* **WHAT TO WORK ON**
Extract the lines that carry the string "often" from the listing.

* **SUPPLIED DATA**

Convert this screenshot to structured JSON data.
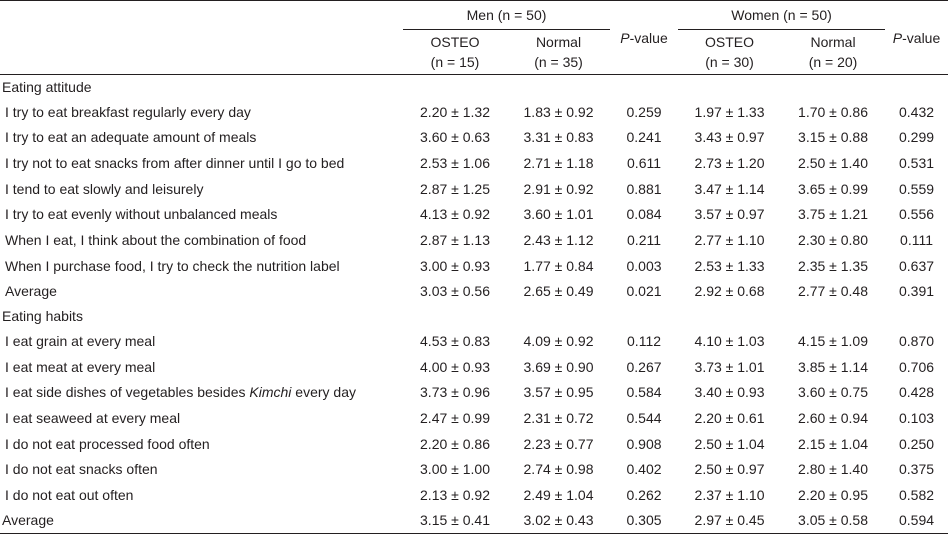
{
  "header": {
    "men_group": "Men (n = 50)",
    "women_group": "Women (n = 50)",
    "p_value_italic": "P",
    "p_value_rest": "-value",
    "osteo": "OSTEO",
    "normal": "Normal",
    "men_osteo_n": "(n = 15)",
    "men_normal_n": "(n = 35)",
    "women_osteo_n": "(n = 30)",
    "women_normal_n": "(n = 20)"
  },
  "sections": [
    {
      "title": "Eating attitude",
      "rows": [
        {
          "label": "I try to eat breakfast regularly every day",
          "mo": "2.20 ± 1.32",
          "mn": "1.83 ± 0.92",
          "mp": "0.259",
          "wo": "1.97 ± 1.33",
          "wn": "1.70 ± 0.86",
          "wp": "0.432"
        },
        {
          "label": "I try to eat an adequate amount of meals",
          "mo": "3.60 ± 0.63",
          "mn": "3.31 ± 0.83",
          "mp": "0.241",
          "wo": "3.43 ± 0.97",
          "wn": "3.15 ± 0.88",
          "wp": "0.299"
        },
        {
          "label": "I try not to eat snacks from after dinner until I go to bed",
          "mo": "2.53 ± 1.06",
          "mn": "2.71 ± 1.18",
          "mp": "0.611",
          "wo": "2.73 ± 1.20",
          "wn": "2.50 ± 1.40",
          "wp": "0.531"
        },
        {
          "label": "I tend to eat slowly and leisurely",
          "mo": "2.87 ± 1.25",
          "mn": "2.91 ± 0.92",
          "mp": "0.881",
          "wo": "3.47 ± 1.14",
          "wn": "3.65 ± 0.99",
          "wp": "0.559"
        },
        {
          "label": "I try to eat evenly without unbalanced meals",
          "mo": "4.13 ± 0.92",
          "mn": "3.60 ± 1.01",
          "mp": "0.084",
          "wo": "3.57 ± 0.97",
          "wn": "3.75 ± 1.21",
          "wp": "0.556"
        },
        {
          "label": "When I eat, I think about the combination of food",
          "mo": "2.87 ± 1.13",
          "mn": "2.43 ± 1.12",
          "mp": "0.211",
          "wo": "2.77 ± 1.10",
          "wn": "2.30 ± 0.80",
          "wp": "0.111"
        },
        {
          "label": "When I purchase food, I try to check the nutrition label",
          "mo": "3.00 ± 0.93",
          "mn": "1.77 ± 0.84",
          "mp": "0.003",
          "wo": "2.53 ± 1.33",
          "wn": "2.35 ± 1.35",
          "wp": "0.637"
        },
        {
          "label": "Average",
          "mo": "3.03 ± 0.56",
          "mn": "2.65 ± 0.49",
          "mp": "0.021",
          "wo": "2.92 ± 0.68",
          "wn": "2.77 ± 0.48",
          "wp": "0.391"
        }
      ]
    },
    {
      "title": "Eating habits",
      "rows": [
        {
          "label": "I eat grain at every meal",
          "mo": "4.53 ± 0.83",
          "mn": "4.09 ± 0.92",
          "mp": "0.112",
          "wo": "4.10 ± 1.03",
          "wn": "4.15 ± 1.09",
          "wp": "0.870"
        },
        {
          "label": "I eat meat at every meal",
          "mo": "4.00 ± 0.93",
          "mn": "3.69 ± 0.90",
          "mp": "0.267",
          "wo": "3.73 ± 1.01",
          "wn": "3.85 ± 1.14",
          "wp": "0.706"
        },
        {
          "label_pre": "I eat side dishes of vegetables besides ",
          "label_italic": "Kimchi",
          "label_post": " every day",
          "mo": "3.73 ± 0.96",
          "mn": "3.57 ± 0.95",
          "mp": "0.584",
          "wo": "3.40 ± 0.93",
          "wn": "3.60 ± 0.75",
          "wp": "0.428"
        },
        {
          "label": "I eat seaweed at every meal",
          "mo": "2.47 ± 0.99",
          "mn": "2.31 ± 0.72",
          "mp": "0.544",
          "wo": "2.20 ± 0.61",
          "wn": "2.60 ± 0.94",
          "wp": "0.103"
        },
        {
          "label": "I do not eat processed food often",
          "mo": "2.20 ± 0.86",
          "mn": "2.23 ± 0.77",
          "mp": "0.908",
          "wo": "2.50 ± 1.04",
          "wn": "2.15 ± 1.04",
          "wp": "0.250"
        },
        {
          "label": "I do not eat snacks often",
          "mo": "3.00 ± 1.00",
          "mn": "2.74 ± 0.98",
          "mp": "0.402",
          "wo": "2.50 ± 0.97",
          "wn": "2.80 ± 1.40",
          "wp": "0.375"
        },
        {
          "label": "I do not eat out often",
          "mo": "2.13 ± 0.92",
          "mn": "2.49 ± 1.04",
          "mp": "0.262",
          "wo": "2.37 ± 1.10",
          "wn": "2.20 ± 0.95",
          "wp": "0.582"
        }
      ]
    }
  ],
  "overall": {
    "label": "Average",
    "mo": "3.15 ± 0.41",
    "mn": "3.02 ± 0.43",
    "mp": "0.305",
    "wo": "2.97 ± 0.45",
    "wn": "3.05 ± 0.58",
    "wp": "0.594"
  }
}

* **EXERCISE RESPONSE**
          "label": "I do not eat processed food often",
          "label": "I do not eat snacks often",
          "label": "I do not eat out often",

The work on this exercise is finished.